Excerpt from a dataset
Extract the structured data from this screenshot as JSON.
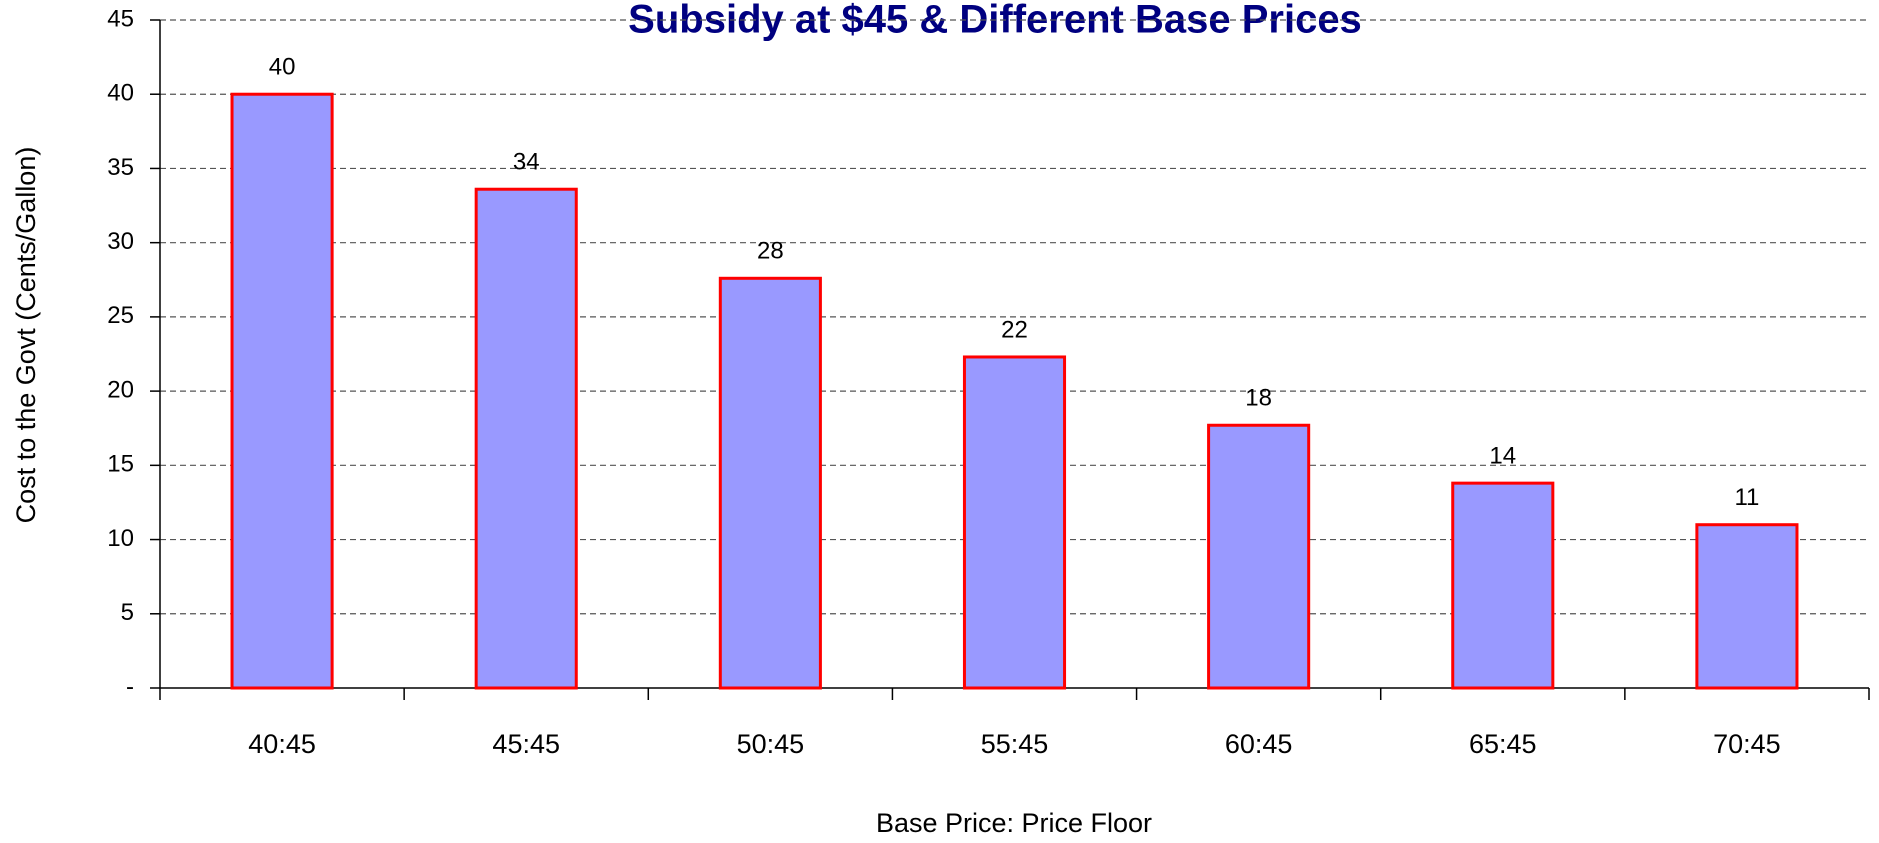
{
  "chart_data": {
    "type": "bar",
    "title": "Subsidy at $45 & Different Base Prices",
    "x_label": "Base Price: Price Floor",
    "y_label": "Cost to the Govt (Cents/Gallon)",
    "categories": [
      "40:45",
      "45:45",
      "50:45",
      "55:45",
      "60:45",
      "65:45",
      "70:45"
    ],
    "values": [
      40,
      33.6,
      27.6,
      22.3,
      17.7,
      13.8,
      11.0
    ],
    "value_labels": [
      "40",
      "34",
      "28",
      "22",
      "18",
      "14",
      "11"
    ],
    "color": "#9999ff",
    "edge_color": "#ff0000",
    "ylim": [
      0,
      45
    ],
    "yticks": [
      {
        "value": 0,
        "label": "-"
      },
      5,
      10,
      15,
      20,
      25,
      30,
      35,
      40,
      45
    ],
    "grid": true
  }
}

* Task details: Respond with the number of lines containing "Base" and no additional words.

* Correct answer: 2